§ YOUR INSTRUCTIONS
Repeat the material verbatim and drop the pictures.

§ GIVEN INFORMATION
※ ※ ※

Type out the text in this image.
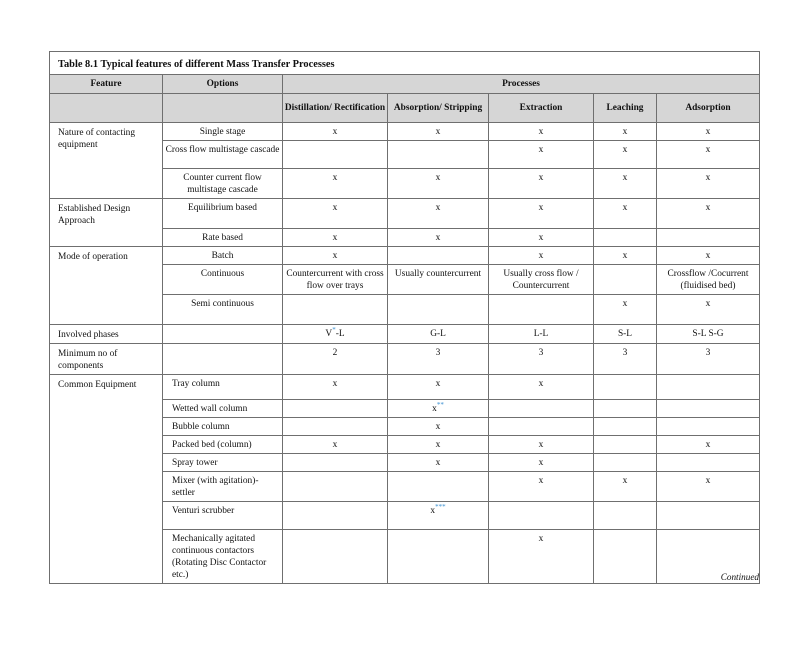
Table 8.1 Typical features of different Mass Transfer Processes						
Feature	Options	Processes				
		Distillation/ Rectification	Absorption/ Stripping	Extraction	Leaching	Adsorption
Nature of contacting equipment	Single stage	x	x	x	x	x
	Cross flow multistage cascade			x	x	x
	Counter current flow multistage cascade	x	x	x	x	x
Established Design Approach	Equilibrium based	x	x	x	x	x
	Rate based	x	x	x		
Mode of operation	Batch	x		x	x	x
	Continuous	Countercurrent with cross flow over trays	Usually countercurrent	Usually cross flow / Countercurrent		Crossflow /Cocurrent (fluidised bed)
	Semi continuous				x	x
Involved phases		V*-L	G-L	L-L	S-L	S-L S-G
Minimum no of components		2	3	3	3	3
Common Equipment	Tray column	x	x	x		
	Wetted wall column		x**			
	Bubble column		x			
	Packed bed (column)	x	x	x		x
	Spray tower		x	x		
	Mixer (with agitation)-settler			x	x	x
	Venturi scrubber		x***			
	Mechanically agitated continuous contactors (Rotating Disc Contactor etc.)			x		
Continued
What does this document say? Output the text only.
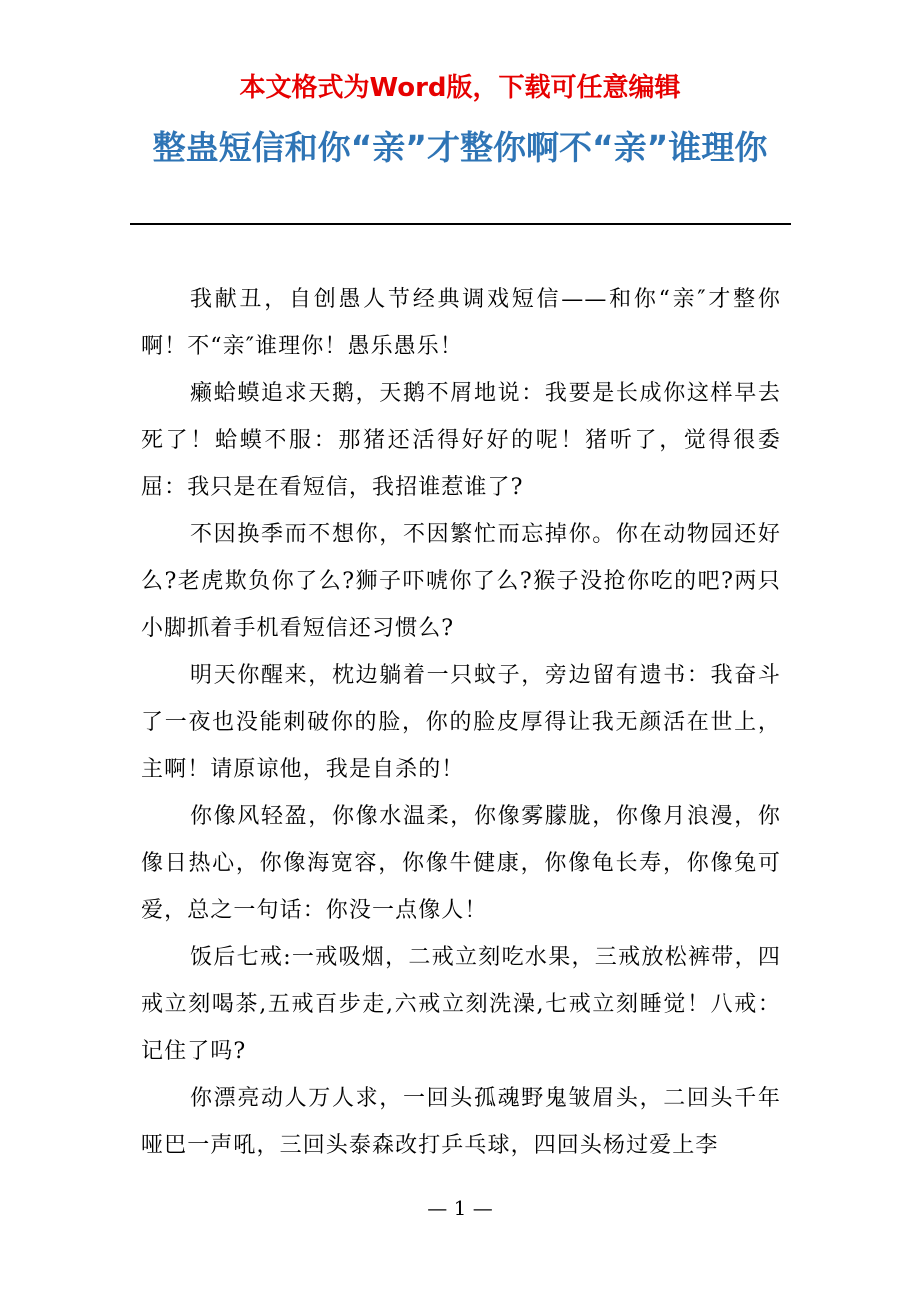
本文格式为Word版，下载可任意编辑

整蛊短信和你“亲”才整你啊不“亲”谁理你

我献丑，自创愚人节经典调戏短信——和你“亲″才整你啊！不“亲″谁理你！愚乐愚乐！

癞蛤蟆追求天鹅，天鹅不屑地说：我要是长成你这样早去死了！蛤蟆不服：那猪还活得好好的呢！猪听了，觉得很委屈：我只是在看短信，我招谁惹谁了?

不因换季而不想你，不因繁忙而忘掉你。你在动物园还好么?老虎欺负你了么?狮子吓唬你了么?猴子没抢你吃的吧?两只小脚抓着手机看短信还习惯么?

明天你醒来，枕边躺着一只蚊子，旁边留有遗书：我奋斗了一夜也没能刺破你的脸，你的脸皮厚得让我无颜活在世上，主啊！请原谅他，我是自杀的！

你像风轻盈，你像水温柔，你像雾朦胧，你像月浪漫，你像日热心，你像海宽容，你像牛健康，你像龟长寿，你像兔可爱，总之一句话：你没一点像人！

饭后七戒:一戒吸烟，二戒立刻吃水果，三戒放松裤带，四戒立刻喝茶,五戒百步走,六戒立刻洗澡,七戒立刻睡觉！八戒：记住了吗?

你漂亮动人万人求，一回头孤魂野鬼皱眉头，二回头千年哑巴一声吼，三回头泰森改打乒乓球，四回头杨过爱上李

— 1 —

※ ※ ※

§ RESPONSE
Type out the text in this image.
Table 8.1 Typical features of different Mass Transfer Processes						
Feature	Options	Processes				
		Distillation/ Rectification	Absorption/ Stripping	Extraction	Leaching	Adsorption
Nature of contacting equipment	Single stage	x	x	x	x	x
	Cross flow multistage cascade			x	x	x
	Counter current flow multistage cascade	x	x	x	x	x
Established Design Approach	Equilibrium based	x	x	x	x	x
	Rate based	x	x	x		
Mode of operation	Batch	x		x	x	x
	Continuous	Countercurrent with cross flow over trays	Usually countercurrent	Usually cross flow / Countercurrent		Crossflow /Cocurrent (fluidised bed)
	Semi continuous				x	x
Involved phases		V*-L	G-L	L-L	S-L	S-L S-G
Minimum no of components		2	3	3	3	3
Common Equipment	Tray column	x	x	x		
	Wetted wall column		x**			
	Bubble column		x			
	Packed bed (column)	x	x	x		x
	Spray tower		x	x		
	Mixer (with agitation)-settler			x	x	x
	Venturi scrubber		x***			
	Mechanically agitated continuous contactors (Rotating Disc Contactor etc.)			x		
Continued
What does this document say? Output the text only.
本文格式为Word版，下载可任意编辑

整蛊短信和你“亲”才整你啊不“亲”谁理你

我献丑，自创愚人节经典调戏短信——和你“亲″才整你啊！不“亲″谁理你！愚乐愚乐！

癞蛤蟆追求天鹅，天鹅不屑地说：我要是长成你这样早去死了！蛤蟆不服：那猪还活得好好的呢！猪听了，觉得很委屈：我只是在看短信，我招谁惹谁了?

不因换季而不想你，不因繁忙而忘掉你。你在动物园还好么?老虎欺负你了么?狮子吓唬你了么?猴子没抢你吃的吧?两只小脚抓着手机看短信还习惯么?

明天你醒来，枕边躺着一只蚊子，旁边留有遗书：我奋斗了一夜也没能刺破你的脸，你的脸皮厚得让我无颜活在世上，主啊！请原谅他，我是自杀的！

你像风轻盈，你像水温柔，你像雾朦胧，你像月浪漫，你像日热心，你像海宽容，你像牛健康，你像龟长寿，你像兔可爱，总之一句话：你没一点像人！

饭后七戒:一戒吸烟，二戒立刻吃水果，三戒放松裤带，四戒立刻喝茶,五戒百步走,六戒立刻洗澡,七戒立刻睡觉！八戒：记住了吗?

你漂亮动人万人求，一回头孤魂野鬼皱眉头，二回头千年哑巴一声吼，三回头泰森改打乒乓球，四回头杨过爱上李

— 1 —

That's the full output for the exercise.